[What to produce]
Each record below should be repeated precisely as written.

[Available data]
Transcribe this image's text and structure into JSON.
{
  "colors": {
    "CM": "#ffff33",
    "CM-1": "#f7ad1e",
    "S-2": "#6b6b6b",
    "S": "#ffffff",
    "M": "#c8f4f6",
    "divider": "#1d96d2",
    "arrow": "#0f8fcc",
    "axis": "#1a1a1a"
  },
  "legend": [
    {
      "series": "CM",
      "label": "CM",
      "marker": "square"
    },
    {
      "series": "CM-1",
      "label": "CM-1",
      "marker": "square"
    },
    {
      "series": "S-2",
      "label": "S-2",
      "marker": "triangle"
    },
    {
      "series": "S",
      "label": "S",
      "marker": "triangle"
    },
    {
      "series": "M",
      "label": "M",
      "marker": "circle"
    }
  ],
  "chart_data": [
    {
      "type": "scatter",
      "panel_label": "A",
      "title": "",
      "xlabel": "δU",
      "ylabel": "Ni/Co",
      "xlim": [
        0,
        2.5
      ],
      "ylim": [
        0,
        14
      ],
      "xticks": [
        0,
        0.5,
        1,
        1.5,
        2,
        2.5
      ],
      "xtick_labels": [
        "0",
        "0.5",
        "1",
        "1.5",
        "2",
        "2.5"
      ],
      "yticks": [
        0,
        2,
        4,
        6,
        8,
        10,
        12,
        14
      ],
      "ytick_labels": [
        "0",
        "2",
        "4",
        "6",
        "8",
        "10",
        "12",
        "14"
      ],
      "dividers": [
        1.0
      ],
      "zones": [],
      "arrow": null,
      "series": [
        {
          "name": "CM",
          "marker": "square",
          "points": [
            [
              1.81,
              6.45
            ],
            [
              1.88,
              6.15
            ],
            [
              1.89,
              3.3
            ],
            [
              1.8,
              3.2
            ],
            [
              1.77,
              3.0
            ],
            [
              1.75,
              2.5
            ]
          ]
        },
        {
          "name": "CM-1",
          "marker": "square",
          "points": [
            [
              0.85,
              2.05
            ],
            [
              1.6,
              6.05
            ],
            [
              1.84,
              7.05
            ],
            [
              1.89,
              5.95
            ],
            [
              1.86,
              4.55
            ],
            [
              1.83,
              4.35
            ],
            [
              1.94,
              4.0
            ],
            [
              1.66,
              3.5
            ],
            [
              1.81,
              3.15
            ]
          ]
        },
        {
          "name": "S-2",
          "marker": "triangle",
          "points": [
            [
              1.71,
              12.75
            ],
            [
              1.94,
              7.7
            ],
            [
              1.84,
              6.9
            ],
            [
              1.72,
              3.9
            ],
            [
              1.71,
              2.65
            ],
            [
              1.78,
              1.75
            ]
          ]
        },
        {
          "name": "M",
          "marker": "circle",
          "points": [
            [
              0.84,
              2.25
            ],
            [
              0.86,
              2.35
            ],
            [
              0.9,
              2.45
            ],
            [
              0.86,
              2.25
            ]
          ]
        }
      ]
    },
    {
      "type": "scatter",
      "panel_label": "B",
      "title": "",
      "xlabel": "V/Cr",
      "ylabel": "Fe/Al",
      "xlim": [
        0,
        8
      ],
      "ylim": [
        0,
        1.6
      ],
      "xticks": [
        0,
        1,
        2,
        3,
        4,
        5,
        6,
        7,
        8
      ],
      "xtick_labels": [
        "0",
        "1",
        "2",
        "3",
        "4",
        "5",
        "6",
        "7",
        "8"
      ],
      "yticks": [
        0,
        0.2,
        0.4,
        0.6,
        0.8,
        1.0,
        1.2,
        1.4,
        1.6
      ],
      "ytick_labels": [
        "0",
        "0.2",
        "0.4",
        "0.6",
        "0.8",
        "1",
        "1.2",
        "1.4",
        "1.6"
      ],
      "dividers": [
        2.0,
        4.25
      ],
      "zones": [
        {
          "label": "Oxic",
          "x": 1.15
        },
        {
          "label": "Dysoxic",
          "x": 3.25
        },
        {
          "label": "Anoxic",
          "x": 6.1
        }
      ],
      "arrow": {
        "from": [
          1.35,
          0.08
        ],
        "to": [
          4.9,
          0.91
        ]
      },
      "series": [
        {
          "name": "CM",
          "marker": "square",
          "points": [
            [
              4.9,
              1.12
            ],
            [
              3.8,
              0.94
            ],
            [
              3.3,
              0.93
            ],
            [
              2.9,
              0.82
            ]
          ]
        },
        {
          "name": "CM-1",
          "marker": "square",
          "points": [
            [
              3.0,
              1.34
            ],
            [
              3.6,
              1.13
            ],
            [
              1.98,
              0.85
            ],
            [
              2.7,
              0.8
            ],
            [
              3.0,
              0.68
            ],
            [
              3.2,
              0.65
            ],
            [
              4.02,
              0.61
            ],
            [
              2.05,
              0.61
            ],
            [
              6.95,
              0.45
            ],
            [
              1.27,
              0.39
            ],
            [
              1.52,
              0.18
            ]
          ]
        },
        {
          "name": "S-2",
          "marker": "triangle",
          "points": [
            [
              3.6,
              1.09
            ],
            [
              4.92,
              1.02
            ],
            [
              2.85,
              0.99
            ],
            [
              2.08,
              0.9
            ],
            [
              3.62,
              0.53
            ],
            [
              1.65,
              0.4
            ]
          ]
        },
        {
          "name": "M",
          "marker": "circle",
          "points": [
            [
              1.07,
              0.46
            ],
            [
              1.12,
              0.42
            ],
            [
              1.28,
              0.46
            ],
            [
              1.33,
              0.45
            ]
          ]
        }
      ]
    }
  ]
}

[Output of the exercise]
Transcribe this image's text and structure into JSON.
{
  "colors": {
    "CM": "#ffff33",
    "CM-1": "#f7ad1e",
    "S-2": "#6b6b6b",
    "S": "#ffffff",
    "M": "#c8f4f6",
    "divider": "#1d96d2",
    "arrow": "#0f8fcc",
    "axis": "#1a1a1a"
  },
  "legend": [
    {
      "series": "CM",
      "label": "CM",
      "marker": "square"
    },
    {
      "series": "CM-1",
      "label": "CM-1",
      "marker": "square"
    },
    {
      "series": "S-2",
      "label": "S-2",
      "marker": "triangle"
    },
    {
      "series": "S",
      "label": "S",
      "marker": "triangle"
    },
    {
      "series": "M",
      "label": "M",
      "marker": "circle"
    }
  ],
  "chart_data": [
    {
      "type": "scatter",
      "panel_label": "A",
      "title": "",
      "xlabel": "δU",
      "ylabel": "Ni/Co",
      "xlim": [
        0,
        2.5
      ],
      "ylim": [
        0,
        14
      ],
      "xticks": [
        0,
        0.5,
        1,
        1.5,
        2,
        2.5
      ],
      "xtick_labels": [
        "0",
        "0.5",
        "1",
        "1.5",
        "2",
        "2.5"
      ],
      "yticks": [
        0,
        2,
        4,
        6,
        8,
        10,
        12,
        14
      ],
      "ytick_labels": [
        "0",
        "2",
        "4",
        "6",
        "8",
        "10",
        "12",
        "14"
      ],
      "dividers": [
        1.0
      ],
      "zones": [],
      "arrow": null,
      "series": [
        {
          "name": "CM",
          "marker": "square",
          "points": [
            [
              1.81,
              6.45
            ],
            [
              1.88,
              6.15
            ],
            [
              1.89,
              3.3
            ],
            [
              1.8,
              3.2
            ],
            [
              1.77,
              3.0
            ],
            [
              1.75,
              2.5
            ]
          ]
        },
        {
          "name": "CM-1",
          "marker": "square",
          "points": [
            [
              0.85,
              2.05
            ],
            [
              1.6,
              6.05
            ],
            [
              1.84,
              7.05
            ],
            [
              1.89,
              5.95
            ],
            [
              1.86,
              4.55
            ],
            [
              1.83,
              4.35
            ],
            [
              1.94,
              4.0
            ],
            [
              1.66,
              3.5
            ],
            [
              1.81,
              3.15
            ]
          ]
        },
        {
          "name": "S-2",
          "marker": "triangle",
          "points": [
            [
              1.71,
              12.75
            ],
            [
              1.94,
              7.7
            ],
            [
              1.84,
              6.9
            ],
            [
              1.72,
              3.9
            ],
            [
              1.71,
              2.65
            ],
            [
              1.78,
              1.75
            ]
          ]
        },
        {
          "name": "M",
          "marker": "circle",
          "points": [
            [
              0.84,
              2.25
            ],
            [
              0.86,
              2.35
            ],
            [
              0.9,
              2.45
            ],
            [
              0.86,
              2.25
            ]
          ]
        }
      ]
    },
    {
      "type": "scatter",
      "panel_label": "B",
      "title": "",
      "xlabel": "V/Cr",
      "ylabel": "Fe/Al",
      "xlim": [
        0,
        8
      ],
      "ylim": [
        0,
        1.6
      ],
      "xticks": [
        0,
        1,
        2,
        3,
        4,
        5,
        6,
        7,
        8
      ],
      "xtick_labels": [
        "0",
        "1",
        "2",
        "3",
        "4",
        "5",
        "6",
        "7",
        "8"
      ],
      "yticks": [
        0,
        0.2,
        0.4,
        0.6,
        0.8,
        1.0,
        1.2,
        1.4,
        1.6
      ],
      "ytick_labels": [
        "0",
        "0.2",
        "0.4",
        "0.6",
        "0.8",
        "1",
        "1.2",
        "1.4",
        "1.6"
      ],
      "dividers": [
        2.0,
        4.25
      ],
      "zones": [
        {
          "label": "Oxic",
          "x": 1.15
        },
        {
          "label": "Dysoxic",
          "x": 3.25
        },
        {
          "label": "Anoxic",
          "x": 6.1
        }
      ],
      "arrow": {
        "from": [
          1.35,
          0.08
        ],
        "to": [
          4.9,
          0.91
        ]
      },
      "series": [
        {
          "name": "CM",
          "marker": "square",
          "points": [
            [
              4.9,
              1.12
            ],
            [
              3.8,
              0.94
            ],
            [
              3.3,
              0.93
            ],
            [
              2.9,
              0.82
            ]
          ]
        },
        {
          "name": "CM-1",
          "marker": "square",
          "points": [
            [
              3.0,
              1.34
            ],
            [
              3.6,
              1.13
            ],
            [
              1.98,
              0.85
            ],
            [
              2.7,
              0.8
            ],
            [
              3.0,
              0.68
            ],
            [
              3.2,
              0.65
            ],
            [
              4.02,
              0.61
            ],
            [
              2.05,
              0.61
            ],
            [
              6.95,
              0.45
            ],
            [
              1.27,
              0.39
            ],
            [
              1.52,
              0.18
            ]
          ]
        },
        {
          "name": "S-2",
          "marker": "triangle",
          "points": [
            [
              3.6,
              1.09
            ],
            [
              4.92,
              1.02
            ],
            [
              2.85,
              0.99
            ],
            [
              2.08,
              0.9
            ],
            [
              3.62,
              0.53
            ],
            [
              1.65,
              0.4
            ]
          ]
        },
        {
          "name": "M",
          "marker": "circle",
          "points": [
            [
              1.07,
              0.46
            ],
            [
              1.12,
              0.42
            ],
            [
              1.28,
              0.46
            ],
            [
              1.33,
              0.45
            ]
          ]
        }
      ]
    }
  ]
}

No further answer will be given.